- Supplied data -
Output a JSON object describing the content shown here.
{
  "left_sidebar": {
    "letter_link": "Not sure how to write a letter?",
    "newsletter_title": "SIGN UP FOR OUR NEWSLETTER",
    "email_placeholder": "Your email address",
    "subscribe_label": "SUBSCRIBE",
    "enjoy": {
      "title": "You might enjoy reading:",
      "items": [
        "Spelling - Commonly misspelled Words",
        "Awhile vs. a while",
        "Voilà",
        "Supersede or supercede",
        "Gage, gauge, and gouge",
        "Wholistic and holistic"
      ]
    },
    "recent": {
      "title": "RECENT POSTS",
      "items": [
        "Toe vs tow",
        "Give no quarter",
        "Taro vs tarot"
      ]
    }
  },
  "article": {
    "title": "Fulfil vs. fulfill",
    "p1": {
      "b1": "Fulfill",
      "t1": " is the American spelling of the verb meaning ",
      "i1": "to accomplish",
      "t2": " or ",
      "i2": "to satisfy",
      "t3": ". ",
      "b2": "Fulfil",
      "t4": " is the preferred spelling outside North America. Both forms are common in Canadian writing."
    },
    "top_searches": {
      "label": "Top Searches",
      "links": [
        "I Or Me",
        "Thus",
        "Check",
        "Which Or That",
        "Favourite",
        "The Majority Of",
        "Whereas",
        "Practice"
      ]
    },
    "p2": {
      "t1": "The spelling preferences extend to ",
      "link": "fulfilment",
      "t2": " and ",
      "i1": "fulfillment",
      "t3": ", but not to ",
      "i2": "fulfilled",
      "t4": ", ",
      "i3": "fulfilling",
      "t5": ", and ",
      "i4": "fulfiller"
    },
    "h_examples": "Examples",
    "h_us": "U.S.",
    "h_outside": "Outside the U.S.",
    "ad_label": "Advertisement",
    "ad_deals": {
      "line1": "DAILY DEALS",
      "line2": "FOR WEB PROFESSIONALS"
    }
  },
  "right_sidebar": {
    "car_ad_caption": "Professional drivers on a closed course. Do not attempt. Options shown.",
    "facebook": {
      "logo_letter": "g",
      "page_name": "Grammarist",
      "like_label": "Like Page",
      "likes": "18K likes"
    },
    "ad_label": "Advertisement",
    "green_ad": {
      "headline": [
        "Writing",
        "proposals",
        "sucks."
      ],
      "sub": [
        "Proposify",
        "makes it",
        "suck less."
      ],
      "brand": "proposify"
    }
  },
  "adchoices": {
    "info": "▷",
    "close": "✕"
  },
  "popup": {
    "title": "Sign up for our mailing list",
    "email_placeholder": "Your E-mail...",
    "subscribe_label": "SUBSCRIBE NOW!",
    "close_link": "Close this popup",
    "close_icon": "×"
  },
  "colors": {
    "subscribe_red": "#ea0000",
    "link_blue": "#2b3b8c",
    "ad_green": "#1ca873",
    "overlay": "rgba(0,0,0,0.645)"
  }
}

- Work to do -
Copy all of the material word for word.

- Problem solution -
Output a JSON object describing the content shown here.
{
  "left_sidebar": {
    "letter_link": "Not sure how to write a letter?",
    "newsletter_title": "SIGN UP FOR OUR NEWSLETTER",
    "email_placeholder": "Your email address",
    "subscribe_label": "SUBSCRIBE",
    "enjoy": {
      "title": "You might enjoy reading:",
      "items": [
        "Spelling - Commonly misspelled Words",
        "Awhile vs. a while",
        "Voilà",
        "Supersede or supercede",
        "Gage, gauge, and gouge",
        "Wholistic and holistic"
      ]
    },
    "recent": {
      "title": "RECENT POSTS",
      "items": [
        "Toe vs tow",
        "Give no quarter",
        "Taro vs tarot"
      ]
    }
  },
  "article": {
    "title": "Fulfil vs. fulfill",
    "p1": {
      "b1": "Fulfill",
      "t1": " is the American spelling of the verb meaning ",
      "i1": "to accomplish",
      "t2": " or ",
      "i2": "to satisfy",
      "t3": ". ",
      "b2": "Fulfil",
      "t4": " is the preferred spelling outside North America. Both forms are common in Canadian writing."
    },
    "top_searches": {
      "label": "Top Searches",
      "links": [
        "I Or Me",
        "Thus",
        "Check",
        "Which Or That",
        "Favourite",
        "The Majority Of",
        "Whereas",
        "Practice"
      ]
    },
    "p2": {
      "t1": "The spelling preferences extend to ",
      "link": "fulfilment",
      "t2": " and ",
      "i1": "fulfillment",
      "t3": ", but not to ",
      "i2": "fulfilled",
      "t4": ", ",
      "i3": "fulfilling",
      "t5": ", and ",
      "i4": "fulfiller"
    },
    "h_examples": "Examples",
    "h_us": "U.S.",
    "h_outside": "Outside the U.S.",
    "ad_label": "Advertisement",
    "ad_deals": {
      "line1": "DAILY DEALS",
      "line2": "FOR WEB PROFESSIONALS"
    }
  },
  "right_sidebar": {
    "car_ad_caption": "Professional drivers on a closed course. Do not attempt. Options shown.",
    "facebook": {
      "logo_letter": "g",
      "page_name": "Grammarist",
      "like_label": "Like Page",
      "likes": "18K likes"
    },
    "ad_label": "Advertisement",
    "green_ad": {
      "headline": [
        "Writing",
        "proposals",
        "sucks."
      ],
      "sub": [
        "Proposify",
        "makes it",
        "suck less."
      ],
      "brand": "proposify"
    }
  },
  "adchoices": {
    "info": "▷",
    "close": "✕"
  },
  "popup": {
    "title": "Sign up for our mailing list",
    "email_placeholder": "Your E-mail...",
    "subscribe_label": "SUBSCRIBE NOW!",
    "close_link": "Close this popup",
    "close_icon": "×"
  },
  "colors": {
    "subscribe_red": "#ea0000",
    "link_blue": "#2b3b8c",
    "ad_green": "#1ca873",
    "overlay": "rgba(0,0,0,0.645)"
  }
}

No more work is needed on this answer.